_GIVEN TASK_
Print the full listing exactly.
.....
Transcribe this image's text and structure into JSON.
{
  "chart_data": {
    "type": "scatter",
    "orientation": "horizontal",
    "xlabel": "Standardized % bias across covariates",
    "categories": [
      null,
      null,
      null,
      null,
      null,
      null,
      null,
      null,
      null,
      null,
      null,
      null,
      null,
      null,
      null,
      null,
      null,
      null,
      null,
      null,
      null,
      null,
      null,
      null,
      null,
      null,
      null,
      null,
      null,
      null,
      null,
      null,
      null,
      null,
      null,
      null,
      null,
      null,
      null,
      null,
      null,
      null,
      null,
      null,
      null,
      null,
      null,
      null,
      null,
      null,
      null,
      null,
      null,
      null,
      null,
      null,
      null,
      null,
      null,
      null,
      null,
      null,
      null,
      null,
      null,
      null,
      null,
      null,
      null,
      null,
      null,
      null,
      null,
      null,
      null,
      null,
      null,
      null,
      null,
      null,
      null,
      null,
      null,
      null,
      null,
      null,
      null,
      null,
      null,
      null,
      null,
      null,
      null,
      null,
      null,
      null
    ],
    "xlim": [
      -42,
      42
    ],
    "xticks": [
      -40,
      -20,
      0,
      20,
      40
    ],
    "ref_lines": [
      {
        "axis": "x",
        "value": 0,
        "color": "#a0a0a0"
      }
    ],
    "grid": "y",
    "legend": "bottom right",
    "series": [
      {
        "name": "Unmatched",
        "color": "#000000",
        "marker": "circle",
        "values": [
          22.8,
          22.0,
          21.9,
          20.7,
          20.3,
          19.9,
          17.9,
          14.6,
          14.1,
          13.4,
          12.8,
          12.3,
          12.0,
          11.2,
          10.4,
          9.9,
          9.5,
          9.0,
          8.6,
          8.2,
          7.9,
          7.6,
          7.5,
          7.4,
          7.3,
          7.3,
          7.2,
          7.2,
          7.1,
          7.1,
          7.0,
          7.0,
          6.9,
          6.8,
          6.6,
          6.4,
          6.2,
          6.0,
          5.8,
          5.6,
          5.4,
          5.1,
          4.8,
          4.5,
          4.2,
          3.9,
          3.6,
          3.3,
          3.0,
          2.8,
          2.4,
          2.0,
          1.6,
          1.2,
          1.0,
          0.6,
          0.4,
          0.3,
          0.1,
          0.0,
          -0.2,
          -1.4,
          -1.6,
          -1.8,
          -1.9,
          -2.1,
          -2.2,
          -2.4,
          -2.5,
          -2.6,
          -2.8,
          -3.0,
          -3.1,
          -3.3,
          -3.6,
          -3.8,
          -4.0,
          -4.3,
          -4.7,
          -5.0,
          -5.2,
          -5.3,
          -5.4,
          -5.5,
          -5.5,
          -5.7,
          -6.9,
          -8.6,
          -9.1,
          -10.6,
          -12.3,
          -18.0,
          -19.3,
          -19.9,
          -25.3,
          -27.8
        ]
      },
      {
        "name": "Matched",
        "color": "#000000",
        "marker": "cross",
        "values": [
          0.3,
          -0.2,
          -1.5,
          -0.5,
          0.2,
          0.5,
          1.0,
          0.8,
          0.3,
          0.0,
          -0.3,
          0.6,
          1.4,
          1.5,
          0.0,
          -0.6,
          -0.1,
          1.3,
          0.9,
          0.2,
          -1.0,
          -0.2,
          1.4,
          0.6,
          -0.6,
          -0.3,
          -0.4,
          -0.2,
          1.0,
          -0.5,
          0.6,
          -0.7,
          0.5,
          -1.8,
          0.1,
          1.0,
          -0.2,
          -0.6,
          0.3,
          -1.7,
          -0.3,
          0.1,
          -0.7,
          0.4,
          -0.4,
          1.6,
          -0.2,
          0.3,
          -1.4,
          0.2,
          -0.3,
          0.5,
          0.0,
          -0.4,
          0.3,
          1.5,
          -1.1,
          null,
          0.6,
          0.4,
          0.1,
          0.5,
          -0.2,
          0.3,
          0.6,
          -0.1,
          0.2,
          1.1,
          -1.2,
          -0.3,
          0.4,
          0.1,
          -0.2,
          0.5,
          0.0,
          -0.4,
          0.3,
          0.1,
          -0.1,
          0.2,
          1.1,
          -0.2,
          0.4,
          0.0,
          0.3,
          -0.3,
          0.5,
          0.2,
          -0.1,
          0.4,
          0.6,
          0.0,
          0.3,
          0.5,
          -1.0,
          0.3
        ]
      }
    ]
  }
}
.....
_OUTPUT FOR THIS TASK_
Transcribe this image's text and structure into JSON.
{
  "chart_data": {
    "type": "scatter",
    "orientation": "horizontal",
    "xlabel": "Standardized % bias across covariates",
    "categories": [
      null,
      null,
      null,
      null,
      null,
      null,
      null,
      null,
      null,
      null,
      null,
      null,
      null,
      null,
      null,
      null,
      null,
      null,
      null,
      null,
      null,
      null,
      null,
      null,
      null,
      null,
      null,
      null,
      null,
      null,
      null,
      null,
      null,
      null,
      null,
      null,
      null,
      null,
      null,
      null,
      null,
      null,
      null,
      null,
      null,
      null,
      null,
      null,
      null,
      null,
      null,
      null,
      null,
      null,
      null,
      null,
      null,
      null,
      null,
      null,
      null,
      null,
      null,
      null,
      null,
      null,
      null,
      null,
      null,
      null,
      null,
      null,
      null,
      null,
      null,
      null,
      null,
      null,
      null,
      null,
      null,
      null,
      null,
      null,
      null,
      null,
      null,
      null,
      null,
      null,
      null,
      null,
      null,
      null,
      null,
      null
    ],
    "xlim": [
      -42,
      42
    ],
    "xticks": [
      -40,
      -20,
      0,
      20,
      40
    ],
    "ref_lines": [
      {
        "axis": "x",
        "value": 0,
        "color": "#a0a0a0"
      }
    ],
    "grid": "y",
    "legend": "bottom right",
    "series": [
      {
        "name": "Unmatched",
        "color": "#000000",
        "marker": "circle",
        "values": [
          22.8,
          22.0,
          21.9,
          20.7,
          20.3,
          19.9,
          17.9,
          14.6,
          14.1,
          13.4,
          12.8,
          12.3,
          12.0,
          11.2,
          10.4,
          9.9,
          9.5,
          9.0,
          8.6,
          8.2,
          7.9,
          7.6,
          7.5,
          7.4,
          7.3,
          7.3,
          7.2,
          7.2,
          7.1,
          7.1,
          7.0,
          7.0,
          6.9,
          6.8,
          6.6,
          6.4,
          6.2,
          6.0,
          5.8,
          5.6,
          5.4,
          5.1,
          4.8,
          4.5,
          4.2,
          3.9,
          3.6,
          3.3,
          3.0,
          2.8,
          2.4,
          2.0,
          1.6,
          1.2,
          1.0,
          0.6,
          0.4,
          0.3,
          0.1,
          0.0,
          -0.2,
          -1.4,
          -1.6,
          -1.8,
          -1.9,
          -2.1,
          -2.2,
          -2.4,
          -2.5,
          -2.6,
          -2.8,
          -3.0,
          -3.1,
          -3.3,
          -3.6,
          -3.8,
          -4.0,
          -4.3,
          -4.7,
          -5.0,
          -5.2,
          -5.3,
          -5.4,
          -5.5,
          -5.5,
          -5.7,
          -6.9,
          -8.6,
          -9.1,
          -10.6,
          -12.3,
          -18.0,
          -19.3,
          -19.9,
          -25.3,
          -27.8
        ]
      },
      {
        "name": "Matched",
        "color": "#000000",
        "marker": "cross",
        "values": [
          0.3,
          -0.2,
          -1.5,
          -0.5,
          0.2,
          0.5,
          1.0,
          0.8,
          0.3,
          0.0,
          -0.3,
          0.6,
          1.4,
          1.5,
          0.0,
          -0.6,
          -0.1,
          1.3,
          0.9,
          0.2,
          -1.0,
          -0.2,
          1.4,
          0.6,
          -0.6,
          -0.3,
          -0.4,
          -0.2,
          1.0,
          -0.5,
          0.6,
          -0.7,
          0.5,
          -1.8,
          0.1,
          1.0,
          -0.2,
          -0.6,
          0.3,
          -1.7,
          -0.3,
          0.1,
          -0.7,
          0.4,
          -0.4,
          1.6,
          -0.2,
          0.3,
          -1.4,
          0.2,
          -0.3,
          0.5,
          0.0,
          -0.4,
          0.3,
          1.5,
          -1.1,
          null,
          0.6,
          0.4,
          0.1,
          0.5,
          -0.2,
          0.3,
          0.6,
          -0.1,
          0.2,
          1.1,
          -1.2,
          -0.3,
          0.4,
          0.1,
          -0.2,
          0.5,
          0.0,
          -0.4,
          0.3,
          0.1,
          -0.1,
          0.2,
          1.1,
          -0.2,
          0.4,
          0.0,
          0.3,
          -0.3,
          0.5,
          0.2,
          -0.1,
          0.4,
          0.6,
          0.0,
          0.3,
          0.5,
          -1.0,
          0.3
        ]
      }
    ]
  }
}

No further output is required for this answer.